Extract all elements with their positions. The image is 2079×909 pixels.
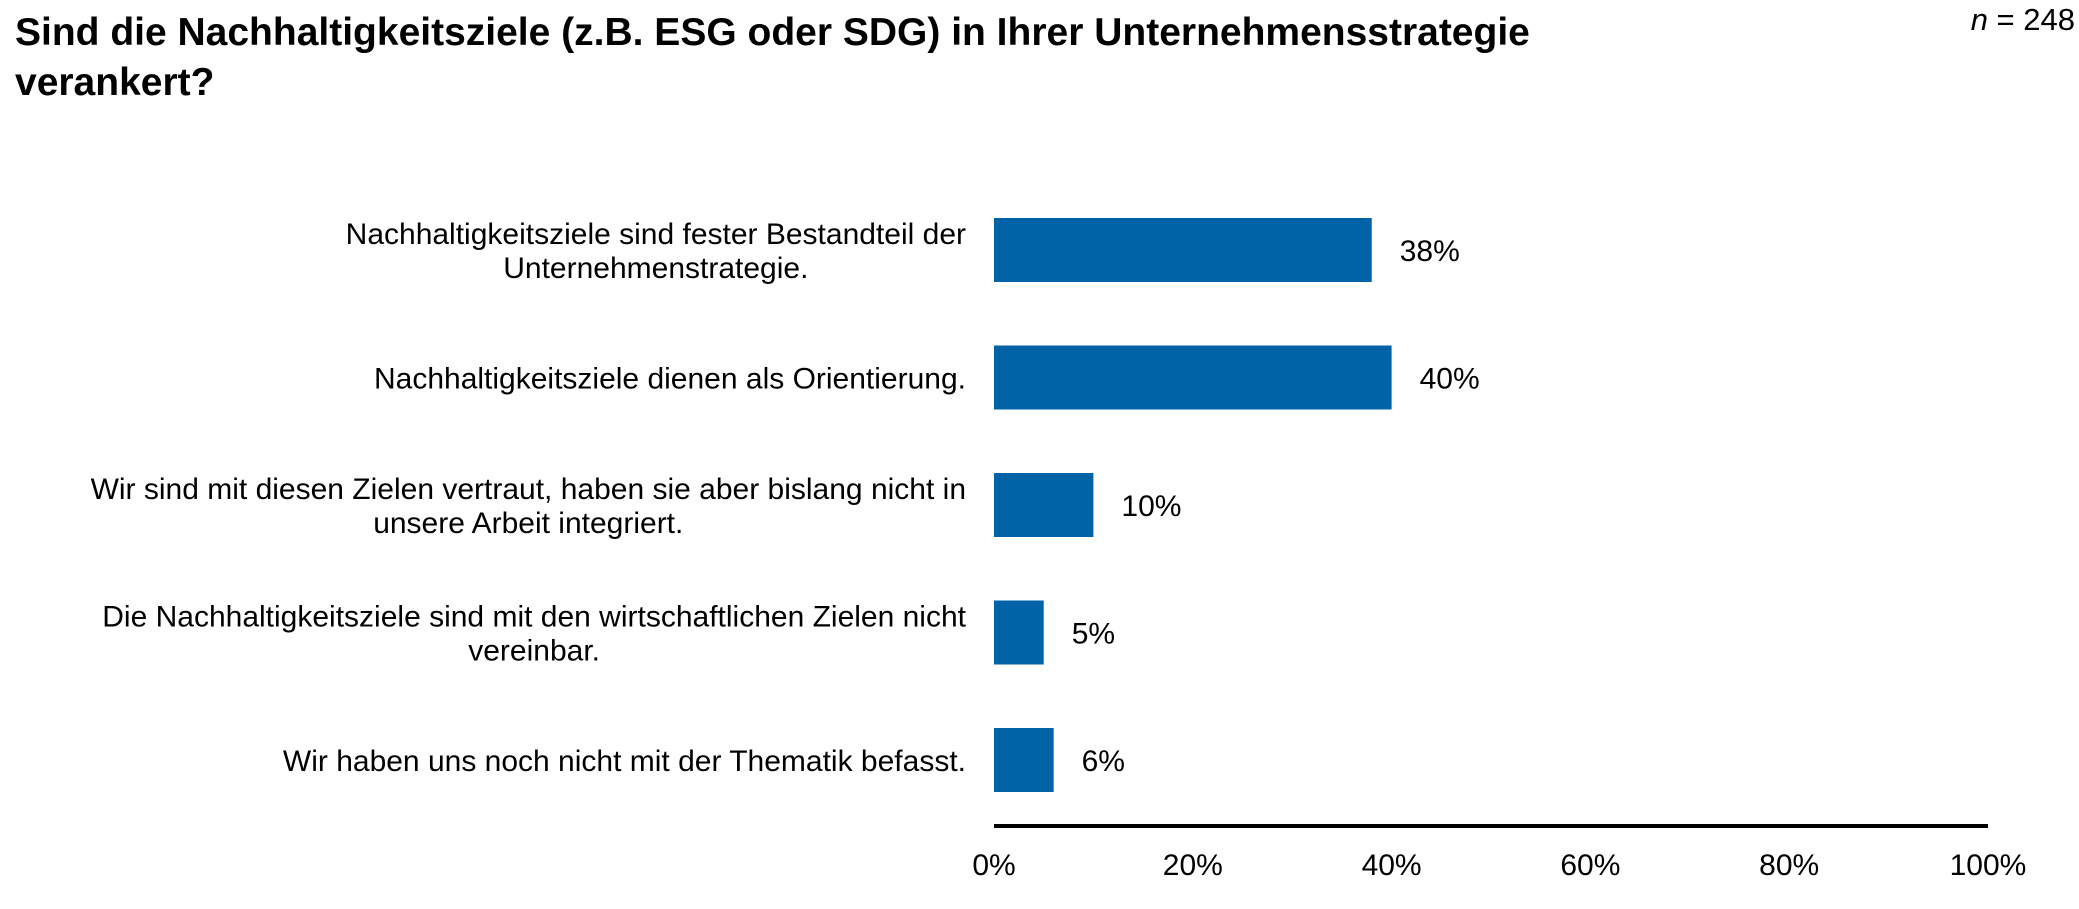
value-label-4: 5%: [1072, 618, 1115, 651]
category-label-2: Nachhaltigkeitsziele dienen als Orientie…: [374, 363, 966, 396]
x-tick-label-20: 20%: [1163, 849, 1223, 882]
x-tick-label-100: 100%: [1950, 849, 2027, 882]
category-label-line: Nachhaltigkeitsziele dienen als Orientie…: [374, 363, 966, 396]
value-label-1: 38%: [1400, 235, 1460, 268]
x-tick-label-60: 60%: [1560, 849, 1620, 882]
chart-title: Sind die Nachhaltigkeitsziele (z.B. ESG …: [15, 11, 1530, 104]
category-label-1: Nachhaltigkeitsziele sind fester Bestand…: [346, 218, 966, 285]
x-tick-label-40: 40%: [1362, 849, 1422, 882]
value-label-5: 6%: [1082, 745, 1125, 778]
category-label-line: Nachhaltigkeitsziele sind fester Bestand…: [346, 218, 966, 251]
category-label-line: Wir sind mit diesen Zielen vertraut, hab…: [91, 473, 966, 506]
bar-5: [994, 728, 1054, 792]
category-label-line: vereinbar.: [468, 635, 600, 668]
category-label-3: Wir sind mit diesen Zielen vertraut, hab…: [91, 473, 966, 540]
category-label-line: unsere Arbeit integriert.: [373, 507, 683, 540]
x-tick-label-0: 0%: [972, 849, 1015, 882]
bar-3: [994, 473, 1094, 537]
category-label-4: Die Nachhaltigkeitsziele sind mit den wi…: [102, 601, 966, 668]
category-label-line: Unternehmenstrategie.: [503, 252, 808, 285]
x-tick-label-80: 80%: [1759, 849, 1819, 882]
value-label-3: 10%: [1121, 490, 1181, 523]
bar-2: [994, 345, 1392, 410]
category-label-line: Die Nachhaltigkeitsziele sind mit den wi…: [102, 601, 966, 634]
category-label-5: Wir haben uns noch nicht mit der Themati…: [283, 745, 966, 778]
category-label-line: Wir haben uns noch nicht mit der Themati…: [283, 745, 966, 778]
sample-size-variable: n: [1970, 2, 1988, 37]
bar-4: [994, 600, 1044, 665]
value-label-2: 40%: [1420, 363, 1480, 396]
sample-size-value: = 248: [1987, 2, 2075, 37]
bar-1: [994, 218, 1372, 282]
sample-size-label: n = 248: [1971, 2, 2075, 38]
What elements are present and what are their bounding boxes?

* _TO DO_
Output every line from the rows above as a Markdown table with the columns No. and Line, giving each line its number and skipping blank lines. Leave the pictures out.

* _SOLUTION FOR THIS PROBLEM_
| No. | Line |
|---|---|
| 1 | Extract all elements with their positions. The image is 2079×909 pixels. |
| 2 | value-label-4: 5%: [1072, 618, 1115, 651] |
| 3 | category-label-2: Nachhaltigkeitsziele dienen als Orientie…: [374, 363, 966, 396] |
| 4 | x-tick-label-20: 20%: [1163, 849, 1223, 882] |
| 5 | x-tick-label-100: 100%: [1950, 849, 2027, 882] |
| 6 | category-label-line: Nachhaltigkeitsziele dienen als Orientie…: [374, 363, 966, 396] |
| 7 | value-label-1: 38%: [1400, 235, 1460, 268] |
| 8 | x-tick-label-60: 60%: [1560, 849, 1620, 882] |
| 9 | chart-title: Sind die Nachhaltigkeitsziele (z.B. ESG …: [15, 11, 1530, 104] |
| 10 | category-label-1: Nachhaltigkeitsziele sind fester Bestand…: [346, 218, 966, 285] |
| 11 | x-tick-label-40: 40%: [1362, 849, 1422, 882] |
| 12 | value-label-5: 6%: [1082, 745, 1125, 778] |
| 13 | category-label-line: Nachhaltigkeitsziele sind fester Bestand…: [346, 218, 966, 251] |
| 14 | category-label-line: Wir sind mit diesen Zielen vertraut, hab…: [91, 473, 966, 506] |
| 15 | bar-5: [994, 728, 1054, 792] |
| 16 | category-label-line: vereinbar.: [468, 635, 600, 668] |
| 17 | category-label-3: Wir sind mit diesen Zielen vertraut, hab…: [91, 473, 966, 540] |
| 18 | category-label-line: unsere Arbeit integriert.: [373, 507, 683, 540] |
| 19 | x-tick-label-0: 0%: [972, 849, 1015, 882] |
| 20 | bar-3: [994, 473, 1094, 537] |
| 21 | category-label-4: Die Nachhaltigkeitsziele sind mit den wi…: [102, 601, 966, 668] |
| 22 | category-label-line: Unternehmenstrategie.: [503, 252, 808, 285] |
| 23 | x-tick-label-80: 80%: [1759, 849, 1819, 882] |
| 24 | value-label-3: 10%: [1121, 490, 1181, 523] |
| 25 | bar-2: [994, 345, 1392, 410] |
| 26 | category-label-line: Die Nachhaltigkeitsziele sind mit den wi…: [102, 601, 966, 634] |
| 27 | category-label-5: Wir haben uns noch nicht mit der Themati…: [283, 745, 966, 778] |
| 28 | category-label-line: Wir haben uns noch nicht mit der Themati…: [283, 745, 966, 778] |
| 29 | sample-size-variable: n: [1970, 2, 1988, 37] |
| 30 | bar-4: [994, 600, 1044, 665] |
| 31 | value-label-2: 40%: [1420, 363, 1480, 396] |
| 32 | sample-size-value: = 248: [1987, 2, 2075, 37] |
| 33 | bar-1: [994, 218, 1372, 282] |
| 34 | sample-size-label: n = 248: [1971, 2, 2075, 38] |
| 35 | What elements are present and what are their bounding boxes? |